(Records contained in a dataset)
○ ○ ○ ○
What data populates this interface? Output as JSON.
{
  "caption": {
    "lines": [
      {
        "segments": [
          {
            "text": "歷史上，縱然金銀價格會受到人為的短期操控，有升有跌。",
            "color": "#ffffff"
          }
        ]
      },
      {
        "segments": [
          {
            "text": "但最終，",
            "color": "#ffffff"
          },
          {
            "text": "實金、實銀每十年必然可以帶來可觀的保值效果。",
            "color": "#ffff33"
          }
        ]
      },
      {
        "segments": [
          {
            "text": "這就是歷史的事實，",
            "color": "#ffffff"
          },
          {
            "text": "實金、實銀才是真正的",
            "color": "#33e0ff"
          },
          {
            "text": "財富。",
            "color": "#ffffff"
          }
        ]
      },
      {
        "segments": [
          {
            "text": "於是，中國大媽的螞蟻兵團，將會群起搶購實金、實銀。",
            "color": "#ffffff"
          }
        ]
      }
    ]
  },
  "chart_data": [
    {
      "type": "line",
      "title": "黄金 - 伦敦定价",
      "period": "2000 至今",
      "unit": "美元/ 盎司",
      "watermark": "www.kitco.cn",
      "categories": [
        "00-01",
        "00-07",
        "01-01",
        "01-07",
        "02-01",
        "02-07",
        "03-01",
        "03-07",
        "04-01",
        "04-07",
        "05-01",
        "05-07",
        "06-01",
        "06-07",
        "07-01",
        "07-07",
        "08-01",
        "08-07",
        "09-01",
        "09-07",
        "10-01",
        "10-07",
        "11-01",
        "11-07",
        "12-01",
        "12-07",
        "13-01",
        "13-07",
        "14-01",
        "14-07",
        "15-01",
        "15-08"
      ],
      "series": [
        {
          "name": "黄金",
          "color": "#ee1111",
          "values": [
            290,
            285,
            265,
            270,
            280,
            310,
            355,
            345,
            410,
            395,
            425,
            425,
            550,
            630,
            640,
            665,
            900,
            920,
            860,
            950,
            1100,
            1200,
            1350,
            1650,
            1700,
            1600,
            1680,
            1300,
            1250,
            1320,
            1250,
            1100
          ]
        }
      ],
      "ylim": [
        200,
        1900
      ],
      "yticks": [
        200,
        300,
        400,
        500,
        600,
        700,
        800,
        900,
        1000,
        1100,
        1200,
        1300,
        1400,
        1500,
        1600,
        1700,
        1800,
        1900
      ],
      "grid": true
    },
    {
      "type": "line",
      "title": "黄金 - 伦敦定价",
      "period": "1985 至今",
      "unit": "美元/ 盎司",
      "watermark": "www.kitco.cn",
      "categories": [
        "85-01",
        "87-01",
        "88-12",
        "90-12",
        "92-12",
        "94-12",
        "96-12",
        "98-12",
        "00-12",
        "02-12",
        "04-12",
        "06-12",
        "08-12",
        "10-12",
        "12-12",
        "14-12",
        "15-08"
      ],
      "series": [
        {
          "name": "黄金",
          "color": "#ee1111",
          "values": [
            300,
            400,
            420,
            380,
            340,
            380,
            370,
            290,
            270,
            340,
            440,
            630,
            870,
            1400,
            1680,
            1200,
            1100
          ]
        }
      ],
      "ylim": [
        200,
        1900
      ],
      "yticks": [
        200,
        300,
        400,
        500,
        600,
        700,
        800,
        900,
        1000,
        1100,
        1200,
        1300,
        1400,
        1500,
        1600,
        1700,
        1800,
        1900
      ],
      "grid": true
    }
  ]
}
○ ○ ○ ○
Job :: From the listing, copy each line containing the word "text".

Exercise output ::
            "text": "歷史上，縱然金銀價格會受到人為的短期操控，有升有跌。",
            "text": "但最終，",
            "text": "實金、實銀每十年必然可以帶來可觀的保值效果。",
            "text": "這就是歷史的事實，",
            "text": "實金、實銀才是真正的",
            "text": "財富。",
            "text": "於是，中國大媽的螞蟻兵團，將會群起搶購實金、實銀。",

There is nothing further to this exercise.